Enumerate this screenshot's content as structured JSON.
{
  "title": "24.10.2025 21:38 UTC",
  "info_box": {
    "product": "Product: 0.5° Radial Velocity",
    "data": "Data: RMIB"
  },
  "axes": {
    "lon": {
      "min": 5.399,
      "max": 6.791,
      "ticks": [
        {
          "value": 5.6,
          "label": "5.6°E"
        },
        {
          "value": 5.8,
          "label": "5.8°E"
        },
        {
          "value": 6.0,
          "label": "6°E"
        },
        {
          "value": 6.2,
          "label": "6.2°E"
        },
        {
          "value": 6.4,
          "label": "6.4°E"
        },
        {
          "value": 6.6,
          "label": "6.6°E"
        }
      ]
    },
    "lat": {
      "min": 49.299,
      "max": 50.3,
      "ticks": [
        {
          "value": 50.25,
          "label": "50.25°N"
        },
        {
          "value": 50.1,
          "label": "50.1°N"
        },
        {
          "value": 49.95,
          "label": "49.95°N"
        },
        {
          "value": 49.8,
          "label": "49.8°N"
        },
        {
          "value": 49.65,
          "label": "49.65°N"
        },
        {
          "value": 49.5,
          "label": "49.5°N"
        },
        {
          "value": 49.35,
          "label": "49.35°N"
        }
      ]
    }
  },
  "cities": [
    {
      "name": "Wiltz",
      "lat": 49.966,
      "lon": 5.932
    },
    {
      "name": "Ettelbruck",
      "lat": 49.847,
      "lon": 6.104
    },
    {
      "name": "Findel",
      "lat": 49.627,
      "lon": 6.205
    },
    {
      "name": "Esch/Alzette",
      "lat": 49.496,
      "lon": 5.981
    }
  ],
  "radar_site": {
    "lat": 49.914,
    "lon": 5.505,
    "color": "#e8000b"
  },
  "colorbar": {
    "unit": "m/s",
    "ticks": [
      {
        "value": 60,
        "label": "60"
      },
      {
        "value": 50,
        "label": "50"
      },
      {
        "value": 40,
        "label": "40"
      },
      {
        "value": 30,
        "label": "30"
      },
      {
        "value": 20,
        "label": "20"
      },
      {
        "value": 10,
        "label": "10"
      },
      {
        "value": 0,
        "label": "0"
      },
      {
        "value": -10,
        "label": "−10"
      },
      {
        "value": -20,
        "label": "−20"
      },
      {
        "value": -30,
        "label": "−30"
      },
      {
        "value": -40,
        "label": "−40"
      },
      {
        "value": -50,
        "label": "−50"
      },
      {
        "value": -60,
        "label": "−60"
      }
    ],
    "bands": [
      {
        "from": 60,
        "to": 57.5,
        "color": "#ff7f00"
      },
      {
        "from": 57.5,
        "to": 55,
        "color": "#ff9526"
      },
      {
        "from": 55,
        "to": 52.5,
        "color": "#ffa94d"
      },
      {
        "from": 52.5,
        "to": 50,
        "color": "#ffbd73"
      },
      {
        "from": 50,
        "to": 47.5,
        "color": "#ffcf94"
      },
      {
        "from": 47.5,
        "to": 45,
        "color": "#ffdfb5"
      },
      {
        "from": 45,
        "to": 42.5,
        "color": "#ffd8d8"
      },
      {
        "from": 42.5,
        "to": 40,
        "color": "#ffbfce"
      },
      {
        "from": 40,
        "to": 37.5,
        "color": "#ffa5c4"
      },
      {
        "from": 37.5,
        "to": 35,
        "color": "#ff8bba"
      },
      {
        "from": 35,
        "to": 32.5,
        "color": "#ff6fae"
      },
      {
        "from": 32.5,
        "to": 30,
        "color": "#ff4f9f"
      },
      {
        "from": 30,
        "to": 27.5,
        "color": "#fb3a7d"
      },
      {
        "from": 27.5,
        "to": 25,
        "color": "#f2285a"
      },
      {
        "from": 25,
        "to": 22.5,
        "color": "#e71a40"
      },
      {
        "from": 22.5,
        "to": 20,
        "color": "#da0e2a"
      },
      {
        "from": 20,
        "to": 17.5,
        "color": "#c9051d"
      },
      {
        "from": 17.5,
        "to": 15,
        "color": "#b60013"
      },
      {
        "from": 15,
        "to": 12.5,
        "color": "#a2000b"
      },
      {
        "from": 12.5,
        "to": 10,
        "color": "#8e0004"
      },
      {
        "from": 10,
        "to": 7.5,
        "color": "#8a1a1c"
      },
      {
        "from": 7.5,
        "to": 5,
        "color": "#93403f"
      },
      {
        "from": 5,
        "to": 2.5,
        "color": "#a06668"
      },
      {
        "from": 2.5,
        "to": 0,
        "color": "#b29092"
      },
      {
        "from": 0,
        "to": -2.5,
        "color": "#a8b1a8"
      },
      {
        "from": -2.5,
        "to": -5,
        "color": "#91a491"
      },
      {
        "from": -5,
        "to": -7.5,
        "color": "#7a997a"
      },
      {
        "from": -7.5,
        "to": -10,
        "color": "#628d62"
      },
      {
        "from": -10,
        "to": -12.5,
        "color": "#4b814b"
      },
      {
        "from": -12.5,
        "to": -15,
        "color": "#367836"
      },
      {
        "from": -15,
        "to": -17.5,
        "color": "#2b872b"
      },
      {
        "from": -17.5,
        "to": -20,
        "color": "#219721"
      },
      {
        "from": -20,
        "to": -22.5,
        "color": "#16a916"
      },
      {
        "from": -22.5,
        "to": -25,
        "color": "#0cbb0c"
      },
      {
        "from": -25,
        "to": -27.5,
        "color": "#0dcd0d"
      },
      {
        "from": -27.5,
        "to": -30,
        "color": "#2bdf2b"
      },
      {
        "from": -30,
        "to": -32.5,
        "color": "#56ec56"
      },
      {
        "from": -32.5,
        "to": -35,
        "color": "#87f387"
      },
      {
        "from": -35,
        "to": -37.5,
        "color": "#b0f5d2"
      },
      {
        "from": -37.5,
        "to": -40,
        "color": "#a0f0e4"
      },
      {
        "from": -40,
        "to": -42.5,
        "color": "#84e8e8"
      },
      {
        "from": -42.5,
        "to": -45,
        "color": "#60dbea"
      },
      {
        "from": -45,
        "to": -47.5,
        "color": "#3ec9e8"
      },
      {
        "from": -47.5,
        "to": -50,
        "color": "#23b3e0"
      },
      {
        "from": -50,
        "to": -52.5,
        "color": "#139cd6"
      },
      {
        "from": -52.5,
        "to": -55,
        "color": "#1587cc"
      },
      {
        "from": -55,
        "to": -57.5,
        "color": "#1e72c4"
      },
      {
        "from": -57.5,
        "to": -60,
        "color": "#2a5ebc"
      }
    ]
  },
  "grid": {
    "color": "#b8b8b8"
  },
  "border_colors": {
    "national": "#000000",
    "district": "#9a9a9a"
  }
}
-*-*-
### Set exercise
Gather each line in these records that contains the string "name".

### Answer for the task
      "name": "Wiltz",
      "name": "Ettelbruck",
      "name": "Findel",
      "name": "Esch/Alzette",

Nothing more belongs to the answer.